Give only the number of lines in the records that include the string "burst".

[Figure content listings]
"""

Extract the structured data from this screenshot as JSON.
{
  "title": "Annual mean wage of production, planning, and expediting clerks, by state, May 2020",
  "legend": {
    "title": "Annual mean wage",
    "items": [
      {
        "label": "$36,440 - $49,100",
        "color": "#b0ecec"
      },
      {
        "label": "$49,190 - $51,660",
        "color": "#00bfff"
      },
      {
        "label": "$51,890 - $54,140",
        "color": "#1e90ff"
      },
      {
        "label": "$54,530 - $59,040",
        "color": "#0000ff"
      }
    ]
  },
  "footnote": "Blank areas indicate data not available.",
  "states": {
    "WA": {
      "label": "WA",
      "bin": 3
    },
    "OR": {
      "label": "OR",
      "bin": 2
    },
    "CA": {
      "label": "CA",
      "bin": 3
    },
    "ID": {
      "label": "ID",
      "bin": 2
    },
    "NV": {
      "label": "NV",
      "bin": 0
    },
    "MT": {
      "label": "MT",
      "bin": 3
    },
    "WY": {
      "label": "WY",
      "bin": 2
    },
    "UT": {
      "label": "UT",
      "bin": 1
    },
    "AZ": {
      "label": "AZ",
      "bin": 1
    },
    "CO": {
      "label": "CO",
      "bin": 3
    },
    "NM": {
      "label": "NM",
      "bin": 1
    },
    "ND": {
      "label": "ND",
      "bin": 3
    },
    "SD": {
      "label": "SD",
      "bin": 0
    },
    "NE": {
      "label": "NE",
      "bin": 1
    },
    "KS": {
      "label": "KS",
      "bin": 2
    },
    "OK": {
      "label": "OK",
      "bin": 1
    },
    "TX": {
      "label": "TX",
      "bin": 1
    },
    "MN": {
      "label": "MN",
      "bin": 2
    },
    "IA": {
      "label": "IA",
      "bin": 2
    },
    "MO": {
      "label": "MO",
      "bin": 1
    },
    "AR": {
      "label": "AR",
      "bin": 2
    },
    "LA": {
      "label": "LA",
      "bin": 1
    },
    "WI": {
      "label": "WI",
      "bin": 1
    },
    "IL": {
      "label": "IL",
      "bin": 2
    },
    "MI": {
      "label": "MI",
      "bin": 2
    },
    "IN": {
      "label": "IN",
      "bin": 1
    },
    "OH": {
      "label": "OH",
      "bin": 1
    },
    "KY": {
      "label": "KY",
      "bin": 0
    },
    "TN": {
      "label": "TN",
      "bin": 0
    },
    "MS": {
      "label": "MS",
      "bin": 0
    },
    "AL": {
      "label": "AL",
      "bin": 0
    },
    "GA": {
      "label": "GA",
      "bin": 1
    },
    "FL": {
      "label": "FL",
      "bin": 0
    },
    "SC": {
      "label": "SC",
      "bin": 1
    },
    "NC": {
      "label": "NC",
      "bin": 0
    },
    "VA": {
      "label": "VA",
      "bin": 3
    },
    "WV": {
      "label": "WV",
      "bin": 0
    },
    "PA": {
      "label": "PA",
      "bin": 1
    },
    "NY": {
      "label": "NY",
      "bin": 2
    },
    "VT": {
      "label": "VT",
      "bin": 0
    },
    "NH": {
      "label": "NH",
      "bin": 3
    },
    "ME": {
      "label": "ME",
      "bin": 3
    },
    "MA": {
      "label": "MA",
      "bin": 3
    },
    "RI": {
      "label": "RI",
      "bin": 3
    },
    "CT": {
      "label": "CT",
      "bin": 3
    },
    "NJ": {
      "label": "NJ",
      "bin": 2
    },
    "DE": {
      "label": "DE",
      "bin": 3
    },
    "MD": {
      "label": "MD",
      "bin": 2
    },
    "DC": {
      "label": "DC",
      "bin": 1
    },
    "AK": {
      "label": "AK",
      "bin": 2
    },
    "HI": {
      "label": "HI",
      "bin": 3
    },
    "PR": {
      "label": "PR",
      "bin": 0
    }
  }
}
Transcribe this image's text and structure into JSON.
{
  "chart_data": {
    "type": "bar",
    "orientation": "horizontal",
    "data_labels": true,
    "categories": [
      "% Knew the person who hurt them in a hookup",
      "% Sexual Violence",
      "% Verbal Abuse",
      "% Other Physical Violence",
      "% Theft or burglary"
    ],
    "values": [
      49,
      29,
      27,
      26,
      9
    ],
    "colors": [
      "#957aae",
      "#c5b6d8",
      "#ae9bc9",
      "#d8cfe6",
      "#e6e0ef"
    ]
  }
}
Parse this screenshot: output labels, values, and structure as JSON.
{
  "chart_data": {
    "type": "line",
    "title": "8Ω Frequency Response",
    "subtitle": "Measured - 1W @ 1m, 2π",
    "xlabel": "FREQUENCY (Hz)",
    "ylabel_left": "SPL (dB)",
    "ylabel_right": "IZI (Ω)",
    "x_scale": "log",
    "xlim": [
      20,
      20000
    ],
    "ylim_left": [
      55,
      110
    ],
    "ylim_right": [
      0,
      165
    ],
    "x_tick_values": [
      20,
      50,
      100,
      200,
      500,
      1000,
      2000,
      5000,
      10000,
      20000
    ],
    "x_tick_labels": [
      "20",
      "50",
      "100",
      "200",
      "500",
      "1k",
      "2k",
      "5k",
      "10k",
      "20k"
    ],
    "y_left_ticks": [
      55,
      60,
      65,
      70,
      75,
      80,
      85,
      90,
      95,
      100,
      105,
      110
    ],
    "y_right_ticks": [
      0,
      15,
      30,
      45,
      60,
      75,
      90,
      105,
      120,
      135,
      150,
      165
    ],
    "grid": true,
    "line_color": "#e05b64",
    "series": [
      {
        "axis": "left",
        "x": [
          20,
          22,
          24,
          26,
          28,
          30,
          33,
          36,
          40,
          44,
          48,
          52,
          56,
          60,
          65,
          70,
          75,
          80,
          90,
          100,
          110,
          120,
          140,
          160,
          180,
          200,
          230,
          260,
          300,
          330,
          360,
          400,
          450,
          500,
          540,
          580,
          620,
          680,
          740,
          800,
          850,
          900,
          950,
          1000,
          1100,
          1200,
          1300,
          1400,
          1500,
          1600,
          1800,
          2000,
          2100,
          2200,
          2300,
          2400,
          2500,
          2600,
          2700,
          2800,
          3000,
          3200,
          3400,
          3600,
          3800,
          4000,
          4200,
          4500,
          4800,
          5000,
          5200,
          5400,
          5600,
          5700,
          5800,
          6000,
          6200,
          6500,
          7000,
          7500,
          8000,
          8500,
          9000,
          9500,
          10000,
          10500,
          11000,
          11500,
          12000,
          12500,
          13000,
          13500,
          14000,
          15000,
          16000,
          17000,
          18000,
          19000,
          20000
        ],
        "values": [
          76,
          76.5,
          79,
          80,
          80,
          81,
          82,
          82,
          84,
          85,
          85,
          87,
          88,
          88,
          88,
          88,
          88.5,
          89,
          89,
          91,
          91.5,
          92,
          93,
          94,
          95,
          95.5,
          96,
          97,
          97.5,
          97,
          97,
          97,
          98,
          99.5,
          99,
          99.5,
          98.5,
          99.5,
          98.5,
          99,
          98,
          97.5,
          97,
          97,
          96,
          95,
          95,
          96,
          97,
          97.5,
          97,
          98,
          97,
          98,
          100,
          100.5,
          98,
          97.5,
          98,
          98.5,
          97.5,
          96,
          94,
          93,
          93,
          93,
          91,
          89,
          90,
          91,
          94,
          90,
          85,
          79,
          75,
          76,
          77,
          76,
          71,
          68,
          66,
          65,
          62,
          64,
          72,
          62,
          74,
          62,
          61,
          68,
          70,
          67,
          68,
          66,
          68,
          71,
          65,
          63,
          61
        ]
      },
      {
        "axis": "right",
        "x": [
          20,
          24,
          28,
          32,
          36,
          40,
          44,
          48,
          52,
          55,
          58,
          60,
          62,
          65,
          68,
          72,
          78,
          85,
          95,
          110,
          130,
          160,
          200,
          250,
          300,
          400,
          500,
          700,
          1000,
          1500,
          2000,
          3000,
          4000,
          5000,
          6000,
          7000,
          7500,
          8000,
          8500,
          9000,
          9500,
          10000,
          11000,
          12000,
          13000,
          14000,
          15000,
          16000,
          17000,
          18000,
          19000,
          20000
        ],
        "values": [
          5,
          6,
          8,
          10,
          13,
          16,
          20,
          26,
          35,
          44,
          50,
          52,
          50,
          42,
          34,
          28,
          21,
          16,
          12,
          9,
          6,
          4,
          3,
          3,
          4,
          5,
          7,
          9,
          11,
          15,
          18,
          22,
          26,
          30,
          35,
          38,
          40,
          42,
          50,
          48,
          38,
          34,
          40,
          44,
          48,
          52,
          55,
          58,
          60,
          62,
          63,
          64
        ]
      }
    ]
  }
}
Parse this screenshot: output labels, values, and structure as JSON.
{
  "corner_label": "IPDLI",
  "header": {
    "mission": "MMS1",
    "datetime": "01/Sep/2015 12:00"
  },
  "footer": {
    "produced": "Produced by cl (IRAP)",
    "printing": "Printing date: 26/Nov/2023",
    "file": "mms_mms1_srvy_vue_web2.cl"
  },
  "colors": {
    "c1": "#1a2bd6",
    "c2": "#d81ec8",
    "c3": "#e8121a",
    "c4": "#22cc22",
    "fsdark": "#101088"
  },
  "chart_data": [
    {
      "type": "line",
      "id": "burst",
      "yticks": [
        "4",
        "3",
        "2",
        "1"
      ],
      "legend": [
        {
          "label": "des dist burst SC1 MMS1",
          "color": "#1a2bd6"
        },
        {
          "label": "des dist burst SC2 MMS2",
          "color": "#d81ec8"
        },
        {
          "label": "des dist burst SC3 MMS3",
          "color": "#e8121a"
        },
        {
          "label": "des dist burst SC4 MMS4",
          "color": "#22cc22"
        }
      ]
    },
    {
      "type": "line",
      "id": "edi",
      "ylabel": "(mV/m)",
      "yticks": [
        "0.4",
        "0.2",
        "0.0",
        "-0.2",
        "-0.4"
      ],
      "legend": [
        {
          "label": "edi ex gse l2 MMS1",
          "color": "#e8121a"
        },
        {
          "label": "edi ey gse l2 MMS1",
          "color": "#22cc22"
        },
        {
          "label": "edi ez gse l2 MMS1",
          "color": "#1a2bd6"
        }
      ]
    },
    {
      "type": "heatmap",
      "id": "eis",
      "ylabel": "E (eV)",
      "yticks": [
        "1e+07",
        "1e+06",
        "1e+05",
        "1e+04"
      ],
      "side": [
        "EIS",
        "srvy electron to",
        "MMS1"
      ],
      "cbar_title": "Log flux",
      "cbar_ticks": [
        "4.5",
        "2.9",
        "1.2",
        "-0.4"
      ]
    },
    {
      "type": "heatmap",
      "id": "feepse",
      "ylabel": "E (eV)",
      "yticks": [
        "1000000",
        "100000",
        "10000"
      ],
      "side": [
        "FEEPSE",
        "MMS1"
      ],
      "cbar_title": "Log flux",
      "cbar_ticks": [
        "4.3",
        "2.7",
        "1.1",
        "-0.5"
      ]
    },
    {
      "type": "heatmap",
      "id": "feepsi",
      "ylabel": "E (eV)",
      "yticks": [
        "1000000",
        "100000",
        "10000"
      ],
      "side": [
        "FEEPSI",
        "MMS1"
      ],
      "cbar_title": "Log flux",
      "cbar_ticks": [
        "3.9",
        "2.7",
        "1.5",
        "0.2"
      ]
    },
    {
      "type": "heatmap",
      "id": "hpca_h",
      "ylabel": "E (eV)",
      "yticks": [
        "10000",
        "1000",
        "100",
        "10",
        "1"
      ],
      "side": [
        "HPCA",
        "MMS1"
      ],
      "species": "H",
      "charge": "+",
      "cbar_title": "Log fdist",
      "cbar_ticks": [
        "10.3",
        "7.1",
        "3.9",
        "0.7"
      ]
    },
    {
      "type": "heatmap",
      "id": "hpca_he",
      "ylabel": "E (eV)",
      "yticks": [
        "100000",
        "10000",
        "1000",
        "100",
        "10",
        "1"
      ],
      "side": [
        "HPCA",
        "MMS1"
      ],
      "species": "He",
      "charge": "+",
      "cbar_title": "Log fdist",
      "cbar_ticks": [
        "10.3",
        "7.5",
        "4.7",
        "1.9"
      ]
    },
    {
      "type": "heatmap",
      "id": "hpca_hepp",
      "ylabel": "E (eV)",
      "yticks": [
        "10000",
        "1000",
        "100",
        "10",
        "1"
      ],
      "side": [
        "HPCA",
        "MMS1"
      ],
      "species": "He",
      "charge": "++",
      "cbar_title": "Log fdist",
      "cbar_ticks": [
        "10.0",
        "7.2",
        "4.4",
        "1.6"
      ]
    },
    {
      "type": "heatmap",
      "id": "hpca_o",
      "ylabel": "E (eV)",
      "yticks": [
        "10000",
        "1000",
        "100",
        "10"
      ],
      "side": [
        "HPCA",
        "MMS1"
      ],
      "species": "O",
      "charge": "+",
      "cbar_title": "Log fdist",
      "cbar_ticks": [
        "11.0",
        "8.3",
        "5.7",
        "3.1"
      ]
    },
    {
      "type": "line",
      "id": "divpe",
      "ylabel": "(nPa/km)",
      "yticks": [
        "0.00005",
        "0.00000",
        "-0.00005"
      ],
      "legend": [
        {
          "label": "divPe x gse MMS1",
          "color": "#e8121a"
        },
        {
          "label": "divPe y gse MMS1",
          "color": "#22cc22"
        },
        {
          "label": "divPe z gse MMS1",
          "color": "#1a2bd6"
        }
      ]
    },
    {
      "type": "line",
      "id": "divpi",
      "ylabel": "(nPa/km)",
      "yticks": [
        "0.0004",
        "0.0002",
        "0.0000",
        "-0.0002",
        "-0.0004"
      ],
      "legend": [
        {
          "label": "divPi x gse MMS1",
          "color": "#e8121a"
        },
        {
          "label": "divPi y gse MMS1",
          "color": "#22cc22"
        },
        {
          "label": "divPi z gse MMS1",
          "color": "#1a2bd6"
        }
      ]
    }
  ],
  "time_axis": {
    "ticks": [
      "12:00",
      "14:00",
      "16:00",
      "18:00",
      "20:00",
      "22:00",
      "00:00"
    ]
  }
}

"""

# [Response to the exercise]
5